__Task material__:
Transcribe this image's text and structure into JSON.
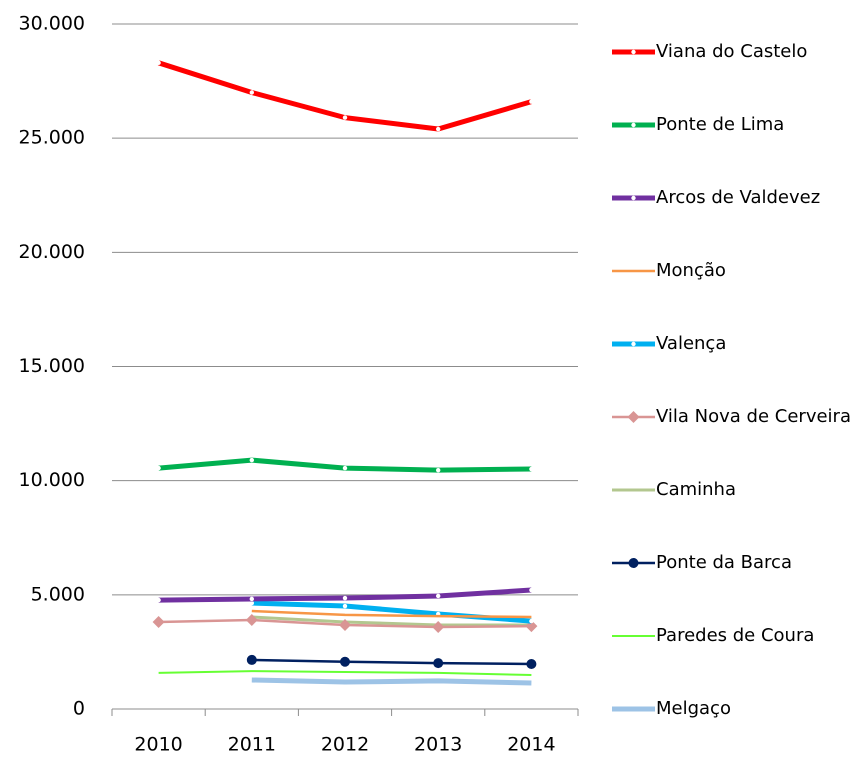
{
  "chart_data": {
    "type": "line",
    "categories": [
      "2010",
      "2011",
      "2012",
      "2013",
      "2014"
    ],
    "series": [
      {
        "name": "Viana do Castelo",
        "color": "#ff0000",
        "line_width": 5,
        "marker": "dot",
        "values": [
          28300,
          27000,
          25900,
          25400,
          26600
        ]
      },
      {
        "name": "Ponte de Lima",
        "color": "#00b050",
        "line_width": 5,
        "marker": "dot",
        "values": [
          10550,
          10900,
          10550,
          10460,
          10510
        ]
      },
      {
        "name": "Arcos de Valdevez",
        "color": "#7030a0",
        "line_width": 5,
        "marker": "dot",
        "values": [
          4770,
          4820,
          4860,
          4950,
          5210
        ]
      },
      {
        "name": "Monção",
        "color": "#f79646",
        "line_width": 2.5,
        "marker": "none",
        "values": [
          null,
          4290,
          4120,
          4070,
          4030
        ]
      },
      {
        "name": "Valença",
        "color": "#00b0f0",
        "line_width": 5,
        "marker": "dot",
        "values": [
          null,
          4640,
          4510,
          4160,
          3850
        ]
      },
      {
        "name": "Vila Nova de Cerveira",
        "color": "#d99594",
        "line_width": 2.5,
        "marker": "diamond",
        "values": [
          3810,
          3900,
          3680,
          3590,
          3630
        ]
      },
      {
        "name": "Caminha",
        "color": "#b3c78f",
        "line_width": 3,
        "marker": "none",
        "values": [
          null,
          4030,
          3810,
          3680,
          3680
        ]
      },
      {
        "name": "Ponte da Barca",
        "color": "#002060",
        "line_width": 2.5,
        "marker": "circle",
        "values": [
          null,
          2150,
          2070,
          2010,
          1970
        ]
      },
      {
        "name": "Paredes de Coura",
        "color": "#66ff33",
        "line_width": 2,
        "marker": "none",
        "values": [
          1580,
          1660,
          1620,
          1580,
          1490
        ]
      },
      {
        "name": "Melgaço",
        "color": "#9dc3e6",
        "line_width": 5,
        "marker": "none",
        "values": [
          null,
          1270,
          1180,
          1230,
          1140
        ]
      }
    ],
    "ylim": [
      0,
      30000
    ],
    "yticks": [
      0,
      {
        "value": 5000,
        "label": "5.000"
      },
      {
        "value": 10000,
        "label": "10.000"
      },
      {
        "value": 15000,
        "label": "15.000"
      },
      {
        "value": 20000,
        "label": "20.000"
      },
      {
        "value": 25000,
        "label": "25.000"
      },
      {
        "value": 30000,
        "label": "30.000"
      }
    ],
    "grid": true,
    "legend": "right"
  }
}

__Stated problem__: Write out all the entries word for word, but skip any images.

__Exercise response__:
Transcribe this image's text and structure into JSON.
{
  "chart_data": {
    "type": "line",
    "categories": [
      "2010",
      "2011",
      "2012",
      "2013",
      "2014"
    ],
    "series": [
      {
        "name": "Viana do Castelo",
        "color": "#ff0000",
        "line_width": 5,
        "marker": "dot",
        "values": [
          28300,
          27000,
          25900,
          25400,
          26600
        ]
      },
      {
        "name": "Ponte de Lima",
        "color": "#00b050",
        "line_width": 5,
        "marker": "dot",
        "values": [
          10550,
          10900,
          10550,
          10460,
          10510
        ]
      },
      {
        "name": "Arcos de Valdevez",
        "color": "#7030a0",
        "line_width": 5,
        "marker": "dot",
        "values": [
          4770,
          4820,
          4860,
          4950,
          5210
        ]
      },
      {
        "name": "Monção",
        "color": "#f79646",
        "line_width": 2.5,
        "marker": "none",
        "values": [
          null,
          4290,
          4120,
          4070,
          4030
        ]
      },
      {
        "name": "Valença",
        "color": "#00b0f0",
        "line_width": 5,
        "marker": "dot",
        "values": [
          null,
          4640,
          4510,
          4160,
          3850
        ]
      },
      {
        "name": "Vila Nova de Cerveira",
        "color": "#d99594",
        "line_width": 2.5,
        "marker": "diamond",
        "values": [
          3810,
          3900,
          3680,
          3590,
          3630
        ]
      },
      {
        "name": "Caminha",
        "color": "#b3c78f",
        "line_width": 3,
        "marker": "none",
        "values": [
          null,
          4030,
          3810,
          3680,
          3680
        ]
      },
      {
        "name": "Ponte da Barca",
        "color": "#002060",
        "line_width": 2.5,
        "marker": "circle",
        "values": [
          null,
          2150,
          2070,
          2010,
          1970
        ]
      },
      {
        "name": "Paredes de Coura",
        "color": "#66ff33",
        "line_width": 2,
        "marker": "none",
        "values": [
          1580,
          1660,
          1620,
          1580,
          1490
        ]
      },
      {
        "name": "Melgaço",
        "color": "#9dc3e6",
        "line_width": 5,
        "marker": "none",
        "values": [
          null,
          1270,
          1180,
          1230,
          1140
        ]
      }
    ],
    "ylim": [
      0,
      30000
    ],
    "yticks": [
      0,
      {
        "value": 5000,
        "label": "5.000"
      },
      {
        "value": 10000,
        "label": "10.000"
      },
      {
        "value": 15000,
        "label": "15.000"
      },
      {
        "value": 20000,
        "label": "20.000"
      },
      {
        "value": 25000,
        "label": "25.000"
      },
      {
        "value": 30000,
        "label": "30.000"
      }
    ],
    "grid": true,
    "legend": "right"
  }
}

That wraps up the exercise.